## BEGIN MATERIAL FOR THE TASK

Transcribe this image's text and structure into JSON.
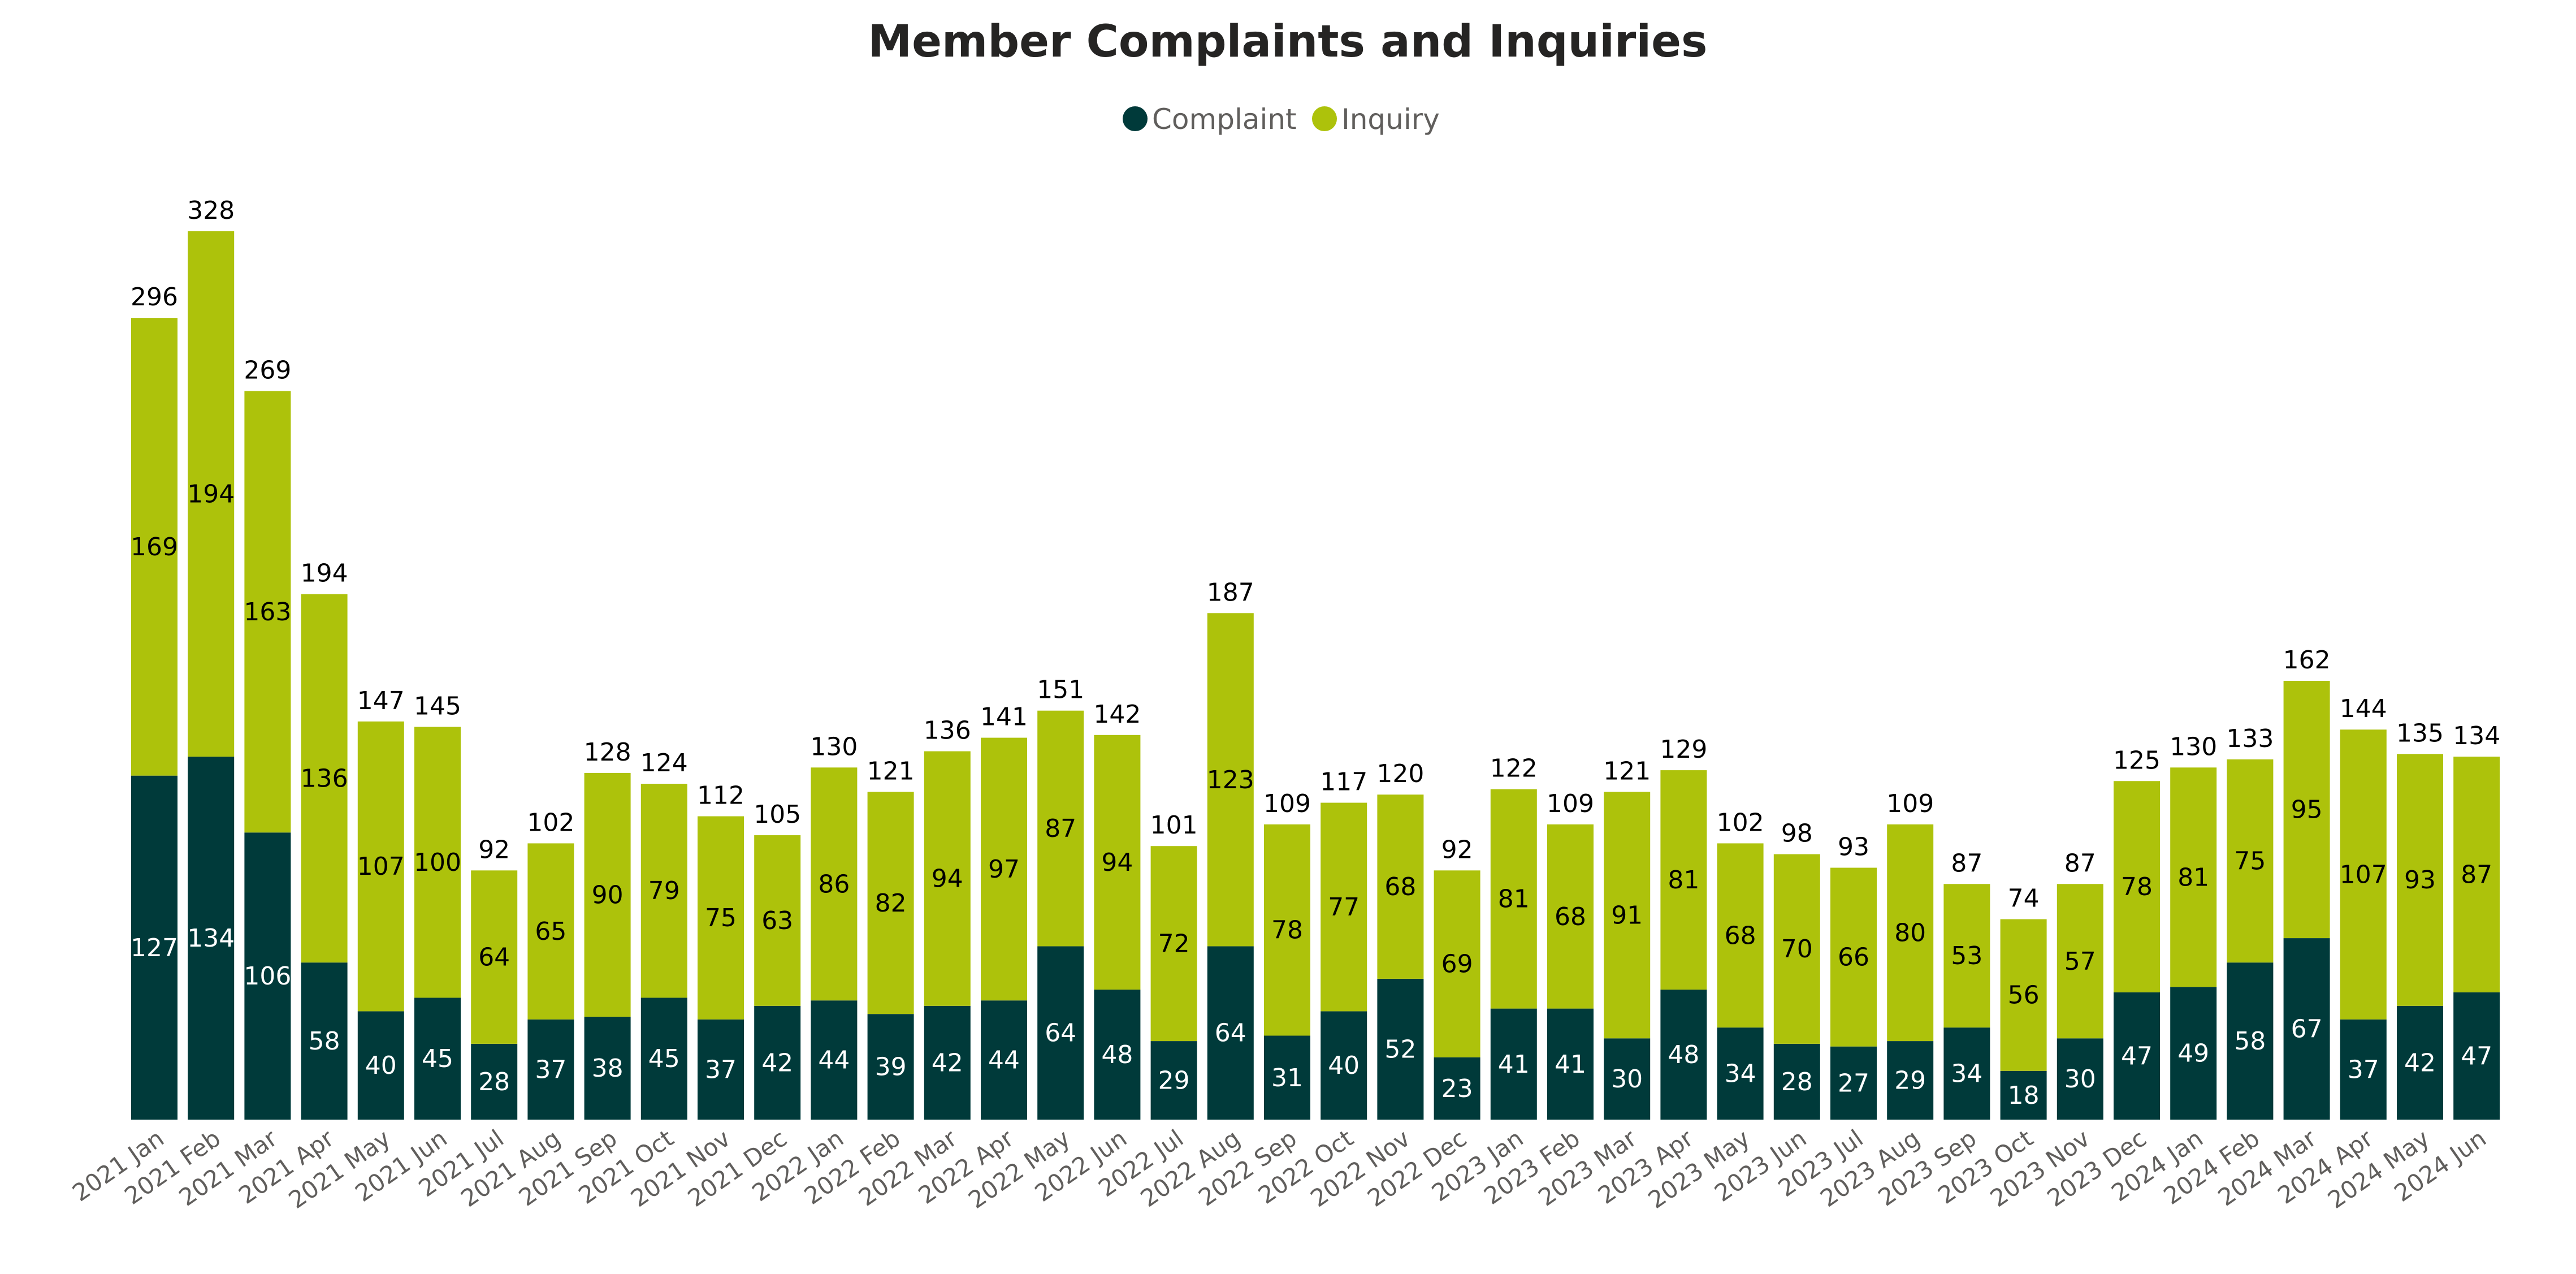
{
  "chart_data": {
    "type": "bar",
    "stacked": true,
    "title": "Member Complaints and Inquiries",
    "xlabel": "",
    "ylabel": "",
    "legend_placement": "top-center",
    "grid": false,
    "ylim": [
      0,
      340
    ],
    "categories": [
      "2021 Jan",
      "2021 Feb",
      "2021 Mar",
      "2021 Apr",
      "2021 May",
      "2021 Jun",
      "2021 Jul",
      "2021 Aug",
      "2021 Sep",
      "2021 Oct",
      "2021 Nov",
      "2021 Dec",
      "2022 Jan",
      "2022 Feb",
      "2022 Mar",
      "2022 Apr",
      "2022 May",
      "2022 Jun",
      "2022 Jul",
      "2022 Aug",
      "2022 Sep",
      "2022 Oct",
      "2022 Nov",
      "2022 Dec",
      "2023 Jan",
      "2023 Feb",
      "2023 Mar",
      "2023 Apr",
      "2023 May",
      "2023 Jun",
      "2023 Jul",
      "2023 Aug",
      "2023 Sep",
      "2023 Oct",
      "2023 Nov",
      "2023 Dec",
      "2024 Jan",
      "2024 Feb",
      "2024 Mar",
      "2024 Apr",
      "2024 May",
      "2024 Jun"
    ],
    "series": [
      {
        "name": "Complaint",
        "color": "#003a3a",
        "values": [
          127,
          134,
          106,
          58,
          40,
          45,
          28,
          37,
          38,
          45,
          37,
          42,
          44,
          39,
          42,
          44,
          64,
          48,
          29,
          64,
          31,
          40,
          52,
          23,
          41,
          41,
          30,
          48,
          34,
          28,
          27,
          29,
          34,
          18,
          30,
          47,
          49,
          58,
          67,
          37,
          42,
          47
        ]
      },
      {
        "name": "Inquiry",
        "color": "#adc20b",
        "values": [
          169,
          194,
          163,
          136,
          107,
          100,
          64,
          65,
          90,
          79,
          75,
          63,
          86,
          82,
          94,
          97,
          87,
          94,
          72,
          123,
          78,
          77,
          68,
          69,
          81,
          68,
          91,
          81,
          68,
          70,
          66,
          80,
          53,
          56,
          57,
          78,
          81,
          75,
          95,
          107,
          93,
          87
        ]
      }
    ],
    "totals": [
      296,
      328,
      269,
      194,
      147,
      145,
      92,
      102,
      128,
      124,
      112,
      105,
      130,
      121,
      136,
      141,
      151,
      142,
      101,
      187,
      109,
      117,
      120,
      92,
      122,
      109,
      121,
      129,
      102,
      98,
      93,
      109,
      87,
      74,
      87,
      125,
      130,
      133,
      162,
      144,
      135,
      134
    ]
  }
}
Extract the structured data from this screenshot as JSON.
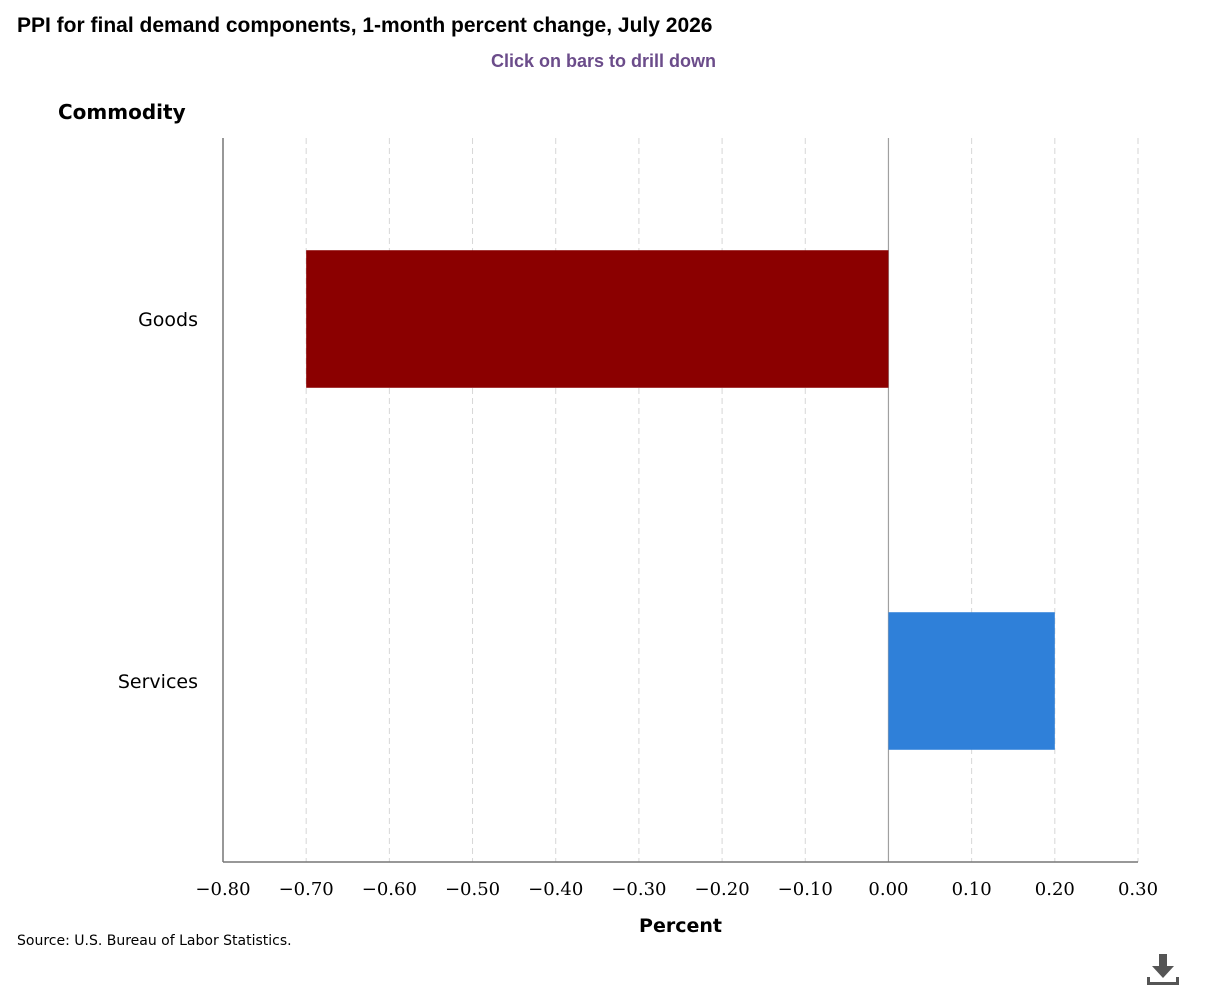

## END MATERIAL FOR THE TASK

### EXERCISE REQUIREMENTS
Write the listing out a second time exactly, dropping all images.

### EXERCISE ANSWER
Transcribe this image's text and structure into JSON.
{
  "chart_data": {
    "type": "bar",
    "stacked": true,
    "title": "Member Complaints and Inquiries",
    "xlabel": "",
    "ylabel": "",
    "legend_placement": "top-center",
    "grid": false,
    "ylim": [
      0,
      340
    ],
    "categories": [
      "2021 Jan",
      "2021 Feb",
      "2021 Mar",
      "2021 Apr",
      "2021 May",
      "2021 Jun",
      "2021 Jul",
      "2021 Aug",
      "2021 Sep",
      "2021 Oct",
      "2021 Nov",
      "2021 Dec",
      "2022 Jan",
      "2022 Feb",
      "2022 Mar",
      "2022 Apr",
      "2022 May",
      "2022 Jun",
      "2022 Jul",
      "2022 Aug",
      "2022 Sep",
      "2022 Oct",
      "2022 Nov",
      "2022 Dec",
      "2023 Jan",
      "2023 Feb",
      "2023 Mar",
      "2023 Apr",
      "2023 May",
      "2023 Jun",
      "2023 Jul",
      "2023 Aug",
      "2023 Sep",
      "2023 Oct",
      "2023 Nov",
      "2023 Dec",
      "2024 Jan",
      "2024 Feb",
      "2024 Mar",
      "2024 Apr",
      "2024 May",
      "2024 Jun"
    ],
    "series": [
      {
        "name": "Complaint",
        "color": "#003a3a",
        "values": [
          127,
          134,
          106,
          58,
          40,
          45,
          28,
          37,
          38,
          45,
          37,
          42,
          44,
          39,
          42,
          44,
          64,
          48,
          29,
          64,
          31,
          40,
          52,
          23,
          41,
          41,
          30,
          48,
          34,
          28,
          27,
          29,
          34,
          18,
          30,
          47,
          49,
          58,
          67,
          37,
          42,
          47
        ]
      },
      {
        "name": "Inquiry",
        "color": "#adc20b",
        "values": [
          169,
          194,
          163,
          136,
          107,
          100,
          64,
          65,
          90,
          79,
          75,
          63,
          86,
          82,
          94,
          97,
          87,
          94,
          72,
          123,
          78,
          77,
          68,
          69,
          81,
          68,
          91,
          81,
          68,
          70,
          66,
          80,
          53,
          56,
          57,
          78,
          81,
          75,
          95,
          107,
          93,
          87
        ]
      }
    ],
    "totals": [
      296,
      328,
      269,
      194,
      147,
      145,
      92,
      102,
      128,
      124,
      112,
      105,
      130,
      121,
      136,
      141,
      151,
      142,
      101,
      187,
      109,
      117,
      120,
      92,
      122,
      109,
      121,
      129,
      102,
      98,
      93,
      109,
      87,
      74,
      87,
      125,
      130,
      133,
      162,
      144,
      135,
      134
    ]
  }
}
Extract the structured data from this screenshot as JSON.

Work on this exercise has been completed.